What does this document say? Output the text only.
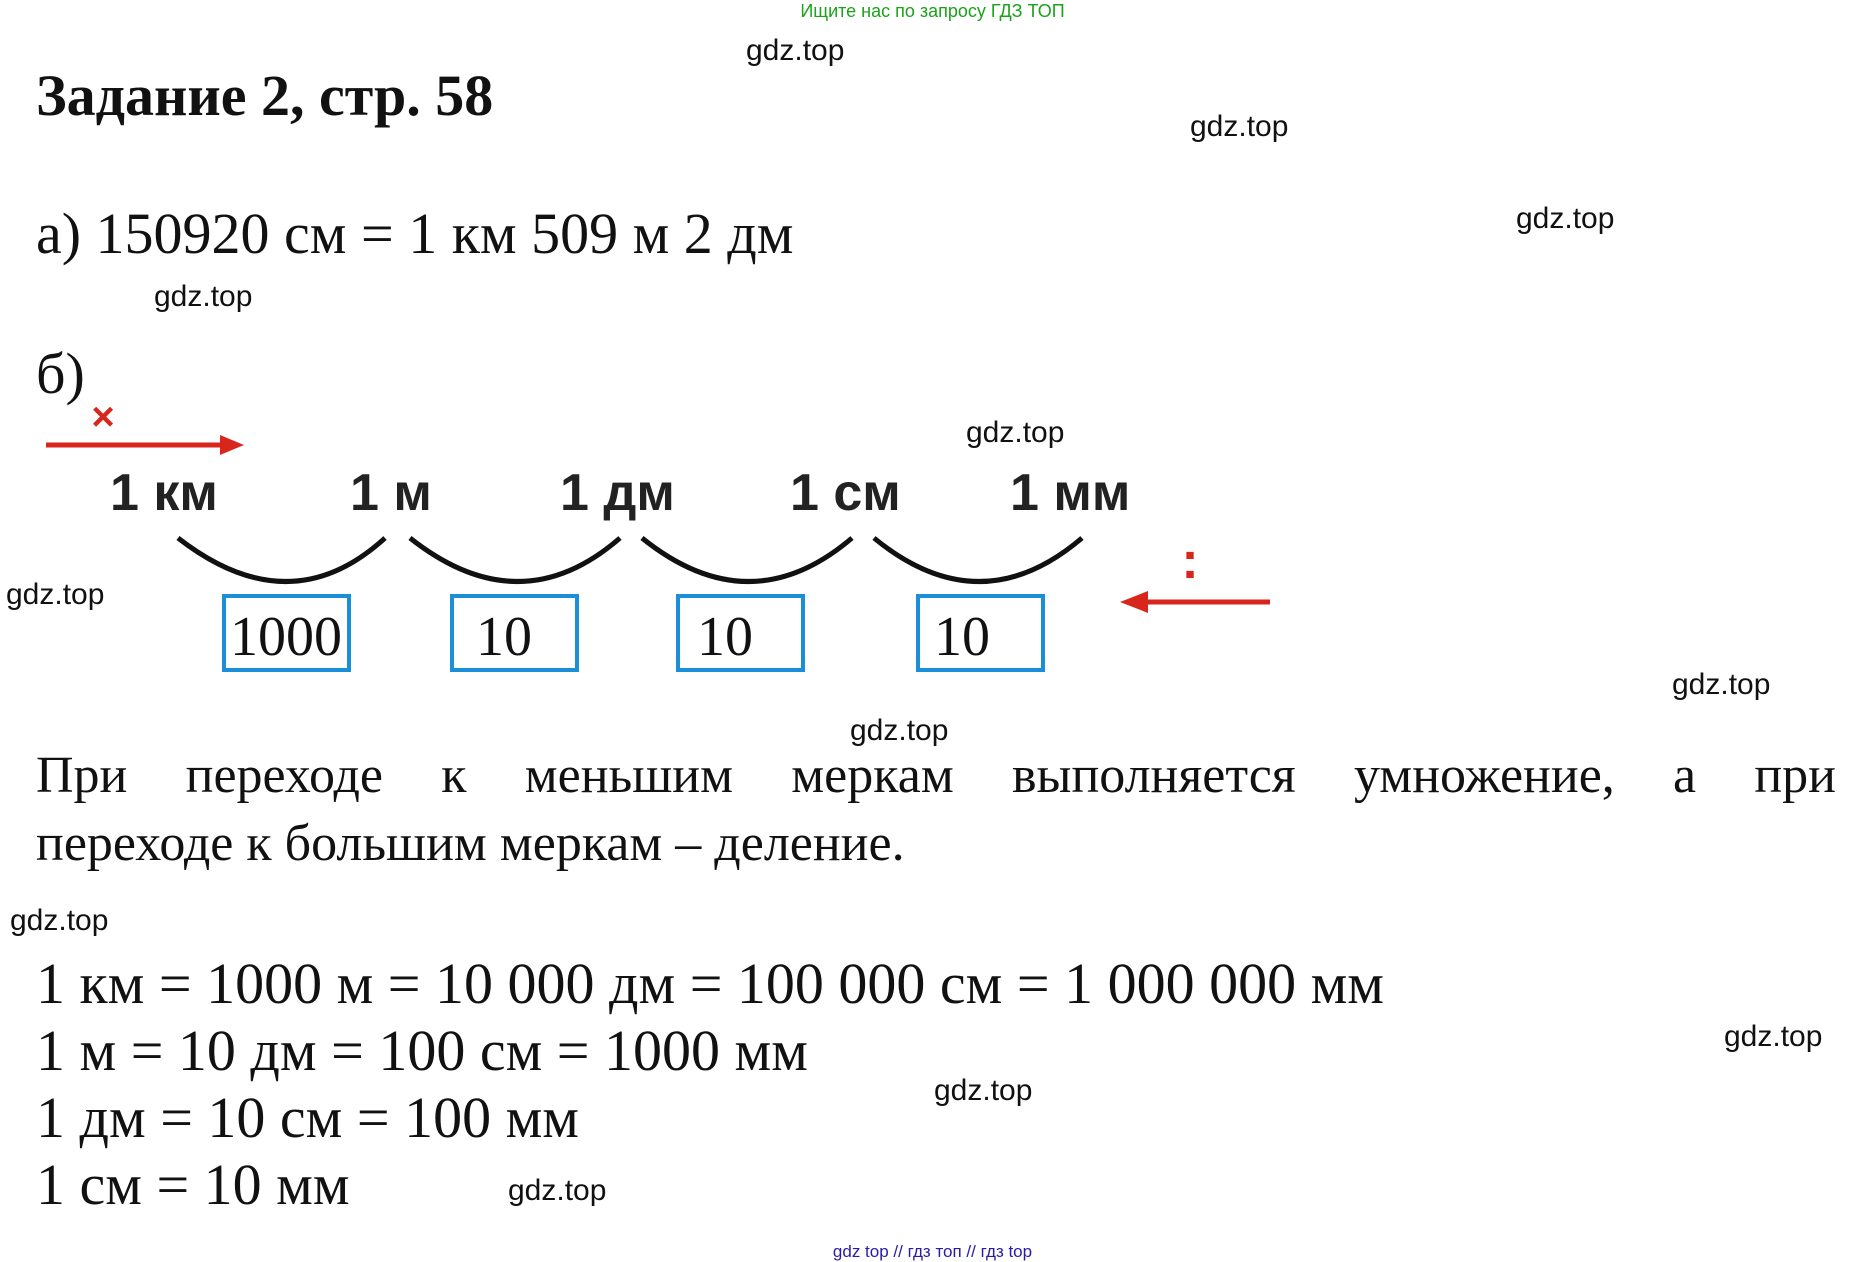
Ищите нас по запросу ГДЗ ТОП
gdz.top
gdz.top
gdz.top
gdz.top
gdz.top
gdz.top
gdz.top
gdz.top
gdz.top
gdz.top
gdz.top
gdz.top
Задание 2, стр. 58
а) 150920 см = 1 км 509 м 2 дм
б)
×
1 км	1 м 1 дм 1 см 1 мм
:
1000 10	10	10
При переходе к меньшим меркам выполняется умножение, а при
переходе к большим меркам – деление.
1 км = 1000 м = 10 000 дм = 100 000 см = 1 000 000 мм
1 м = 10 дм = 100 см = 1000 мм
1 дм = 10 см = 100 мм
1 см = 10 мм
gdz top // гдз топ // гдз top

Exercise requirements: Leave the pictures out and reproduce each record exactly as written.

Task output:
What does this document say? Output the text only.
Ищите нас по запросу ГДЗ ТОП
gdz.top
gdz.top
gdz.top
gdz.top
gdz.top
gdz.top
gdz.top
gdz.top
gdz.top
gdz.top
gdz.top
gdz.top
Задание 2, стр. 58
а) 150920 см = 1 км 509 м 2 дм
б)
×
1 км	1 м 1 дм 1 см 1 мм
:
1000 10	10	10
При переходе к меньшим меркам выполняется умножение, а при
переходе к большим меркам – деление.
1 км = 1000 м = 10 000 дм = 100 000 см = 1 000 000 мм
1 м = 10 дм = 100 см = 1000 мм
1 дм = 10 см = 100 мм
1 см = 10 мм
gdz top // гдз топ // гдз top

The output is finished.